AIM: Copy each line that contains the string "履行下列职责".

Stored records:

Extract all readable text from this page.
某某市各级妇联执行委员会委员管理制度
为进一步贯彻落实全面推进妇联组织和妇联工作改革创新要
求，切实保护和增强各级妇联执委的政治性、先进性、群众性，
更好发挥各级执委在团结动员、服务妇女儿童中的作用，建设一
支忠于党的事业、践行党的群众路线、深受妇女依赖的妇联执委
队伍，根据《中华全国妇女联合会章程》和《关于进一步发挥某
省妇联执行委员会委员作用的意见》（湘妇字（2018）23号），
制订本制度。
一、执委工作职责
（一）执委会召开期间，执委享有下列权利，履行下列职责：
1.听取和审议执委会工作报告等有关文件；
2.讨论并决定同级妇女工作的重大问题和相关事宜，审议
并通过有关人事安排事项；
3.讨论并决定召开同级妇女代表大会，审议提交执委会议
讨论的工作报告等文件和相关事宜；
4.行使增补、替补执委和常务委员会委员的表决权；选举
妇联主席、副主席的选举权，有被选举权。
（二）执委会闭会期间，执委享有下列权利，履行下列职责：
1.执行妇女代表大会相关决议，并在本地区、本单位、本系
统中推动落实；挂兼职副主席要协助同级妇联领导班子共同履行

EXPECTED OUTPUT:
（一）执委会召开期间，执委享有下列权利，履行下列职责：
（二）执委会闭会期间，执委享有下列权利，履行下列职责：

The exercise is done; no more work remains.